* Task instructions *
Check each line of the entries below for the string "JSON"; copy every line where it appears.
........
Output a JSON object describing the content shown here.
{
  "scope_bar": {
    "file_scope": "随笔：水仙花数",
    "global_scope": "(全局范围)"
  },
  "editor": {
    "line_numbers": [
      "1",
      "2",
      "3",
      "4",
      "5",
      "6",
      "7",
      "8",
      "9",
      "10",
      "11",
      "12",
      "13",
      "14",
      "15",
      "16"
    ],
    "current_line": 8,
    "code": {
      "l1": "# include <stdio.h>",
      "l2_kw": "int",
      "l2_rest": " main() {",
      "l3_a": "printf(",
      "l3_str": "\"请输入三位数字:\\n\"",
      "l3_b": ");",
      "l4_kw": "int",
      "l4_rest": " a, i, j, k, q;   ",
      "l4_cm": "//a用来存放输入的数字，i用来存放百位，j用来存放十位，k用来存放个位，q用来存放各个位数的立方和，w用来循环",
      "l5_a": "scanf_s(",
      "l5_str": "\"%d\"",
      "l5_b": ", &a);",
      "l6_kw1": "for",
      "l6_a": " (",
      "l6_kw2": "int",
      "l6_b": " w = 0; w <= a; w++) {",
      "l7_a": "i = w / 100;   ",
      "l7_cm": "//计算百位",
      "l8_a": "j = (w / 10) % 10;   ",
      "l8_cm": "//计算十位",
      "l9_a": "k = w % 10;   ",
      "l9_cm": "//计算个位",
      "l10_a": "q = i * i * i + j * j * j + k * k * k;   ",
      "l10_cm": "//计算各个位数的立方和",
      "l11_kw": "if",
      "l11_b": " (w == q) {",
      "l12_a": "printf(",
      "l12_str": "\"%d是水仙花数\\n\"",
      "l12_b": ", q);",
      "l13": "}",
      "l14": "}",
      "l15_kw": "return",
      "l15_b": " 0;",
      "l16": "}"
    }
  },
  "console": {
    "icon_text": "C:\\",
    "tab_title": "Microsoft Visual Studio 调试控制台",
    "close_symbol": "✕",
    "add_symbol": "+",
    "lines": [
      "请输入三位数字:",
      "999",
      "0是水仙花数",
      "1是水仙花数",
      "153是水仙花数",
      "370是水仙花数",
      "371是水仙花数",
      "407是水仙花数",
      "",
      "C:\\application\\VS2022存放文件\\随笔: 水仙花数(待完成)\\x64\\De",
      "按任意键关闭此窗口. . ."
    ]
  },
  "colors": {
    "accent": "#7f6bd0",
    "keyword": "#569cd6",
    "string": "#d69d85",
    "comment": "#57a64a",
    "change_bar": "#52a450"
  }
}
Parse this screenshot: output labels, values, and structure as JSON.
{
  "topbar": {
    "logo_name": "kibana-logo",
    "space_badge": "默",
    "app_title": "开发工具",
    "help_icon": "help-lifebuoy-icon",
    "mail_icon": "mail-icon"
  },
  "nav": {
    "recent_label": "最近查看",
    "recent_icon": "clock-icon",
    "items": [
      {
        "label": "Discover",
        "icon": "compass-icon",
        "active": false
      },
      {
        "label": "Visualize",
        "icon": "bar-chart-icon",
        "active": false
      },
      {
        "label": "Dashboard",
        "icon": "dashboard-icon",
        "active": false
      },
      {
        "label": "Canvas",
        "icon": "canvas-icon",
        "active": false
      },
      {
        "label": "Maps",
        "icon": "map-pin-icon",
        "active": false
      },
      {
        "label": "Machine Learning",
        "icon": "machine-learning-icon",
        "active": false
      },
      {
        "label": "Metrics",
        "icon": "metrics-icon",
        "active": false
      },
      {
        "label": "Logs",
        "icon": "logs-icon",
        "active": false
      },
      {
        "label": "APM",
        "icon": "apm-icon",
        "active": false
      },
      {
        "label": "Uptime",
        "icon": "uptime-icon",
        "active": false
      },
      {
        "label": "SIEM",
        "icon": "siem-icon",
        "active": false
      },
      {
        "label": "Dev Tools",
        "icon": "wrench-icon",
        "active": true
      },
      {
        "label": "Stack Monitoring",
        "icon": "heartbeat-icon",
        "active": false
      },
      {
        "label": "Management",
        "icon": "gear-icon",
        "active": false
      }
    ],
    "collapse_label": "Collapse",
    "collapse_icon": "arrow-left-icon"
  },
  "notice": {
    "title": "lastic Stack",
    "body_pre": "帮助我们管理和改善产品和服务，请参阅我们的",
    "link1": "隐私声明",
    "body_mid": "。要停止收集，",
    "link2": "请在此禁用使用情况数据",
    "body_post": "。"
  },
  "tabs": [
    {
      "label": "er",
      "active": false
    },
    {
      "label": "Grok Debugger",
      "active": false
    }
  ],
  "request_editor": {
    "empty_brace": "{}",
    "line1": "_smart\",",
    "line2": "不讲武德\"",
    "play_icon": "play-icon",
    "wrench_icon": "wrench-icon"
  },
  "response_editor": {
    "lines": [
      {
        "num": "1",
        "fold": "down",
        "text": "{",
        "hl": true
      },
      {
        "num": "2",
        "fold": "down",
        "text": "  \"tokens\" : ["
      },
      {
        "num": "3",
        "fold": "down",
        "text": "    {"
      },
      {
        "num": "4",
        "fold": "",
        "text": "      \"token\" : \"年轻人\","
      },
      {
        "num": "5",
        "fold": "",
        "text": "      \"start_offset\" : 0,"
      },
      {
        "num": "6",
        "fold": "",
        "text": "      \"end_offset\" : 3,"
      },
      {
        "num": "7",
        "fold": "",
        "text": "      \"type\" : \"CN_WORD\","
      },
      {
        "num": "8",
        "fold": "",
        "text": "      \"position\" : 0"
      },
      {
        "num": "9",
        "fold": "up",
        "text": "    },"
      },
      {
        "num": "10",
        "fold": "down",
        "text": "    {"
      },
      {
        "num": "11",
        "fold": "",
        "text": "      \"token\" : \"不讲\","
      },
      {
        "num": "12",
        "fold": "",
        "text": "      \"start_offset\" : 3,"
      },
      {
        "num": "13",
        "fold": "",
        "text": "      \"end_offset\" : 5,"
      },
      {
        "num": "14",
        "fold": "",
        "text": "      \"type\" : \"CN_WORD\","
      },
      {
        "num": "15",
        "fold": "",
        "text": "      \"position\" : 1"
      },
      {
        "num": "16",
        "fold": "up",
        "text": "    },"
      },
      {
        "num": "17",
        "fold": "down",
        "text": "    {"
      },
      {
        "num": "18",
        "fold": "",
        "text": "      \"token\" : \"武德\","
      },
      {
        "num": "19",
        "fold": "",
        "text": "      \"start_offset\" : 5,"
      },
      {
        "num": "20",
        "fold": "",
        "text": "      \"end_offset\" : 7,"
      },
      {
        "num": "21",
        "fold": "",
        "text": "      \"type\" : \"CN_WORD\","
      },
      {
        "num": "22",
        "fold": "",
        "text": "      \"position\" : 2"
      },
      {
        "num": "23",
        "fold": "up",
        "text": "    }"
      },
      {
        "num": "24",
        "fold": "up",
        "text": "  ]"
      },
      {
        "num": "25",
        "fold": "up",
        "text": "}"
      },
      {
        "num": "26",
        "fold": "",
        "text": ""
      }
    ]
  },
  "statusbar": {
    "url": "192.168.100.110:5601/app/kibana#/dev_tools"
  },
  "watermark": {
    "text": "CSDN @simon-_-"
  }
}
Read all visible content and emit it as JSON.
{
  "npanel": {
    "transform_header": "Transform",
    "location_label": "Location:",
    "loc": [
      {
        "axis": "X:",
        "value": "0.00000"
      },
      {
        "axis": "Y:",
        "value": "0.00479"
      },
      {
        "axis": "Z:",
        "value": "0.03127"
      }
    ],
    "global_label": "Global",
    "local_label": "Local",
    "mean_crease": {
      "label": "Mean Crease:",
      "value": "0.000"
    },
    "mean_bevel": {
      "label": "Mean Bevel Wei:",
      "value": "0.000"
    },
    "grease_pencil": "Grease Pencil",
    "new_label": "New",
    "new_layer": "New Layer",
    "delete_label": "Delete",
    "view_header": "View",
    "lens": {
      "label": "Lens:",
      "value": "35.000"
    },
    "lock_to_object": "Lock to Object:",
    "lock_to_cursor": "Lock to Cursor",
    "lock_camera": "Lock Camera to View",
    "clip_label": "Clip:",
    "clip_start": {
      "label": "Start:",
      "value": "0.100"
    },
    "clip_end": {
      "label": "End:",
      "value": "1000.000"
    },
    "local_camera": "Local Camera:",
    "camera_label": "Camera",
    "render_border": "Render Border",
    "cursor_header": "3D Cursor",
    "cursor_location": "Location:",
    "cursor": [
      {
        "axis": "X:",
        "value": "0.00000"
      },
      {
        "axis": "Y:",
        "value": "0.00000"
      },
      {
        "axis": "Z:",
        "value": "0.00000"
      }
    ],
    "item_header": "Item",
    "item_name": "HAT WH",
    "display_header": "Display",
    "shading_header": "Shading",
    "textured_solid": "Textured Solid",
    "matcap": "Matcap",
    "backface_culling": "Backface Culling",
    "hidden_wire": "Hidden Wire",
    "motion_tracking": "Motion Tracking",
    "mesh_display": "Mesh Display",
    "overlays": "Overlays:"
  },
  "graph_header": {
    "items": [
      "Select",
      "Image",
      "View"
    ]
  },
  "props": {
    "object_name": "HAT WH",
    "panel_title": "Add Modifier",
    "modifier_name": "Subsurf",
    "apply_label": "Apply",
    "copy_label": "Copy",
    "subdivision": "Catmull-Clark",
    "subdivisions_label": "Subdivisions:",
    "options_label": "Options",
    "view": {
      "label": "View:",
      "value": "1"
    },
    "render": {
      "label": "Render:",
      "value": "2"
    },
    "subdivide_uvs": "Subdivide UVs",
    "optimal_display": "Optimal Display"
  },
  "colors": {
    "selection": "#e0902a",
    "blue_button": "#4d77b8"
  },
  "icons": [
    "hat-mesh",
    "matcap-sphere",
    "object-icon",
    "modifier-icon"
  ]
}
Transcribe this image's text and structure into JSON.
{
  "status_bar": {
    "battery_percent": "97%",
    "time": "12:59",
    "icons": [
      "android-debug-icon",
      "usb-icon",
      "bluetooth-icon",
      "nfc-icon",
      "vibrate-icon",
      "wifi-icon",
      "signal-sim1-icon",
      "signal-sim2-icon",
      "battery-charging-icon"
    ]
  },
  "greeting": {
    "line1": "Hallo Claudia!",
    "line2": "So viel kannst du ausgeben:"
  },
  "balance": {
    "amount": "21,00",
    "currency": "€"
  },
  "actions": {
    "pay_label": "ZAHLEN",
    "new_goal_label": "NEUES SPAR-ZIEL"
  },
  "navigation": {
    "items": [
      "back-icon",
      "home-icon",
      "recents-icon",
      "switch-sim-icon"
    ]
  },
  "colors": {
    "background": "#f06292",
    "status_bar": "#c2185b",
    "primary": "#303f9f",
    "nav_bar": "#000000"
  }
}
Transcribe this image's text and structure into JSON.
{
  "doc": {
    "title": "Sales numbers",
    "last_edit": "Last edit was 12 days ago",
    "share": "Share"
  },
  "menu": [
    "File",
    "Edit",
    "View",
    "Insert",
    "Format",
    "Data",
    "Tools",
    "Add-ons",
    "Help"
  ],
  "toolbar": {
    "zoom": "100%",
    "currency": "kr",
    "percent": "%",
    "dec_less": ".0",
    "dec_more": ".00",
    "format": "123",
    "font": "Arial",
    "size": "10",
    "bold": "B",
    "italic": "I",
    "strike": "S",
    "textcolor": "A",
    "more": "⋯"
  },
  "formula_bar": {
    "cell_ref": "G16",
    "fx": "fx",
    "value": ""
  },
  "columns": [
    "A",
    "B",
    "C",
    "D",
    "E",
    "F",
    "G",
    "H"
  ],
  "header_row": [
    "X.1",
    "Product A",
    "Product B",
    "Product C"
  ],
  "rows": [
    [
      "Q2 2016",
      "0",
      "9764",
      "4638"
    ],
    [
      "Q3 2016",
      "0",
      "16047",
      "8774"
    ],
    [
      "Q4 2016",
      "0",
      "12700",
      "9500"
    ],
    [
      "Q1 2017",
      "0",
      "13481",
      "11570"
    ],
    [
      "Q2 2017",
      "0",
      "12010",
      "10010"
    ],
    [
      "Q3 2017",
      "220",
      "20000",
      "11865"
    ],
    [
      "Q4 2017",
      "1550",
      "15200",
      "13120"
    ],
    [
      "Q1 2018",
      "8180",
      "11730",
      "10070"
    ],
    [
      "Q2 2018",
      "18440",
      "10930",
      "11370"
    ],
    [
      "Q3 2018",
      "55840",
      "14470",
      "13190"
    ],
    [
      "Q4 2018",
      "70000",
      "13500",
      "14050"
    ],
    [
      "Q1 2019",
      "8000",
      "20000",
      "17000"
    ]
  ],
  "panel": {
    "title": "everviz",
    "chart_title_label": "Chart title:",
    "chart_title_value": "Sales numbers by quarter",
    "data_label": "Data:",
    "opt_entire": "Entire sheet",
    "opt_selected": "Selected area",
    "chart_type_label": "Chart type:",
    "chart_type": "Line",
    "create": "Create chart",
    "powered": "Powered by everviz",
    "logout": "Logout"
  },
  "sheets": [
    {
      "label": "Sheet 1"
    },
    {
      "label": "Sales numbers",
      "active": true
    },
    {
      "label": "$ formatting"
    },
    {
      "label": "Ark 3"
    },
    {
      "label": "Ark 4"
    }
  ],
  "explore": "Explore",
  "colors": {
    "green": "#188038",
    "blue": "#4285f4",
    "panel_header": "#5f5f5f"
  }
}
........
* Answer to the task *
Output a JSON object describing the content shown here.
Parse this screenshot: output labels, values, and structure as JSON.
Read all visible content and emit it as JSON.
Transcribe this image's text and structure into JSON.
Transcribe this image's text and structure into JSON.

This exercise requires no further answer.